"""

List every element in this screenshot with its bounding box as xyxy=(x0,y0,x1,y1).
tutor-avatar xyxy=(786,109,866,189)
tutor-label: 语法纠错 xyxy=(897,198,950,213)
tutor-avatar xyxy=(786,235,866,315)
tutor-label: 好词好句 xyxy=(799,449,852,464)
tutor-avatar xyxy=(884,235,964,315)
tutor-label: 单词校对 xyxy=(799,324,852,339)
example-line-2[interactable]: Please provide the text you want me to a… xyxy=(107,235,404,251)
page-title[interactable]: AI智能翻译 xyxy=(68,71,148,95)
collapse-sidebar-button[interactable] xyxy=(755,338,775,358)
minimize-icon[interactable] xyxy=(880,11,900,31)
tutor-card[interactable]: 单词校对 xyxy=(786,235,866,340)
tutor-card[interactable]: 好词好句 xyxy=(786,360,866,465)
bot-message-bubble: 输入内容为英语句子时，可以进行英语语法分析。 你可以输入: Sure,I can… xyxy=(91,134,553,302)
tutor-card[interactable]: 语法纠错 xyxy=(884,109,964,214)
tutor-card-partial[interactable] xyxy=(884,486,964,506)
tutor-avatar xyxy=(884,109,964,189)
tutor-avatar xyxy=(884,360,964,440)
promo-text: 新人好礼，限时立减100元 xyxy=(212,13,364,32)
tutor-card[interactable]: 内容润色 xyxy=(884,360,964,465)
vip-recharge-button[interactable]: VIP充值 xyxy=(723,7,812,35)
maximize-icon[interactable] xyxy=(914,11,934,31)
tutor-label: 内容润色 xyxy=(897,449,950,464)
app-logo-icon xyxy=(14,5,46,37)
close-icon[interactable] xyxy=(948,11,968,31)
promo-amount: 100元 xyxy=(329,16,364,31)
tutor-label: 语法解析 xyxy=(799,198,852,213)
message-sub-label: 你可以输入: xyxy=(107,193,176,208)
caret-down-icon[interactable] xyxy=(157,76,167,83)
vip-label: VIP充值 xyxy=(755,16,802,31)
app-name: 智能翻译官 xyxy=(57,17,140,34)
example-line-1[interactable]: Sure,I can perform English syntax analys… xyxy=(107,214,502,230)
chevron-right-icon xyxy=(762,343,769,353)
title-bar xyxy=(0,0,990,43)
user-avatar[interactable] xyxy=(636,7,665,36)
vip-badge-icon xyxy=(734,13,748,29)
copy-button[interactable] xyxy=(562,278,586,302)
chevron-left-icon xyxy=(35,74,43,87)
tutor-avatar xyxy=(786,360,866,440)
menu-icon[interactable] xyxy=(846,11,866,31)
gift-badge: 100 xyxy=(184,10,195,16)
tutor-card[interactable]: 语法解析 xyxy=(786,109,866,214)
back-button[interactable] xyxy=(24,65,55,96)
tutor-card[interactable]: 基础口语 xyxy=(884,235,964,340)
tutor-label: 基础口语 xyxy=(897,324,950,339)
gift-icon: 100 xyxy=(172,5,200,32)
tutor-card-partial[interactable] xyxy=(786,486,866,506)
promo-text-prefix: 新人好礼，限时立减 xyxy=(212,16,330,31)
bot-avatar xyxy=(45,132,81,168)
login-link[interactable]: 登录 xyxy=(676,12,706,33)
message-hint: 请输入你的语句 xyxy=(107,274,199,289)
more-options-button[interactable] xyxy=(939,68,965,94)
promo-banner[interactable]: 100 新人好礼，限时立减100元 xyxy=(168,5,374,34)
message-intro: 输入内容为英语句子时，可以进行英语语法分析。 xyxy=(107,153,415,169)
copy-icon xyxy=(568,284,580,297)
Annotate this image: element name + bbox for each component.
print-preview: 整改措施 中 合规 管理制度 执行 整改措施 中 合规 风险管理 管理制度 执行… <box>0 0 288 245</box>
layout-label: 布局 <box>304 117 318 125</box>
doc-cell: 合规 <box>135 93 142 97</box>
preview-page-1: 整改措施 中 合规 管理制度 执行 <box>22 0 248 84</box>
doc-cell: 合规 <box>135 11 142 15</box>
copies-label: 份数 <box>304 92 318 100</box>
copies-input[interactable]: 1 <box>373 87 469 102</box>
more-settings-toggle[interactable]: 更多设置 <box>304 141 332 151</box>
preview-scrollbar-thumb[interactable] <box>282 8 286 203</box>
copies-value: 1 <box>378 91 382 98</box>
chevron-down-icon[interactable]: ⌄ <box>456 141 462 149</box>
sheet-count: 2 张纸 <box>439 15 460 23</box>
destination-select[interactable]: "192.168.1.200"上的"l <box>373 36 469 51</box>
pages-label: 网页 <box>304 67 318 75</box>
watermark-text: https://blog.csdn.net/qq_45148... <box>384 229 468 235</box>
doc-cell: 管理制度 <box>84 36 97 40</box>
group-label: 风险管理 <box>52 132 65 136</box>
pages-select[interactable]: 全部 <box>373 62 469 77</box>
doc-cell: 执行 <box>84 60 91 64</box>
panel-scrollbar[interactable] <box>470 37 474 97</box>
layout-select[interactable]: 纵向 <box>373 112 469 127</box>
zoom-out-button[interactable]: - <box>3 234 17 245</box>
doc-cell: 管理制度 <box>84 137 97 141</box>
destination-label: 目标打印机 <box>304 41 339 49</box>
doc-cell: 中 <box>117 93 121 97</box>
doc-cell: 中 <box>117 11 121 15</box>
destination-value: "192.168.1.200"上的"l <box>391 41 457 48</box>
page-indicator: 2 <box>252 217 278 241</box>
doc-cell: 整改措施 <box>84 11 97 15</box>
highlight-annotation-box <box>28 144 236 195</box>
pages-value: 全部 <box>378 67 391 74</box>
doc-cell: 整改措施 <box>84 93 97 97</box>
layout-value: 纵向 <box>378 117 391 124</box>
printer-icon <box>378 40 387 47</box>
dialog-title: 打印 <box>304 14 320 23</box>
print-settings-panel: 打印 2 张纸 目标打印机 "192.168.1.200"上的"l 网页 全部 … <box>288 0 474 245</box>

"""

■ SHORT EXERCISE
Starting at the beginning of the records and ending at the line containing "promo-amount: 100元 xyxy=(329,16,364,31)", rewrite those lines with "minimize-icon" substituted by "minimize-button" and everything else unchanged.

■ FULL RESPONSE
List every element in this screenshot with its bounding box as xyxy=(x0,y0,x1,y1).
tutor-avatar xyxy=(786,109,866,189)
tutor-label: 语法纠错 xyxy=(897,198,950,213)
tutor-avatar xyxy=(786,235,866,315)
tutor-label: 好词好句 xyxy=(799,449,852,464)
tutor-avatar xyxy=(884,235,964,315)
tutor-label: 单词校对 xyxy=(799,324,852,339)
example-line-2[interactable]: Please provide the text you want me to a… xyxy=(107,235,404,251)
page-title[interactable]: AI智能翻译 xyxy=(68,71,148,95)
collapse-sidebar-button[interactable] xyxy=(755,338,775,358)
minimize-button[interactable] xyxy=(880,11,900,31)
tutor-card[interactable]: 单词校对 xyxy=(786,235,866,340)
tutor-card[interactable]: 好词好句 xyxy=(786,360,866,465)
bot-message-bubble: 输入内容为英语句子时，可以进行英语语法分析。 你可以输入: Sure,I can… xyxy=(91,134,553,302)
tutor-card[interactable]: 语法纠错 xyxy=(884,109,964,214)
tutor-card-partial[interactable] xyxy=(884,486,964,506)
tutor-avatar xyxy=(884,109,964,189)
tutor-avatar xyxy=(884,360,964,440)
promo-text: 新人好礼，限时立减100元 xyxy=(212,13,364,32)
tutor-card[interactable]: 内容润色 xyxy=(884,360,964,465)
vip-recharge-button[interactable]: VIP充值 xyxy=(723,7,812,35)
maximize-icon[interactable] xyxy=(914,11,934,31)
tutor-label: 内容润色 xyxy=(897,449,950,464)
app-logo-icon xyxy=(14,5,46,37)
close-icon[interactable] xyxy=(948,11,968,31)
promo-amount: 100元 xyxy=(329,16,364,31)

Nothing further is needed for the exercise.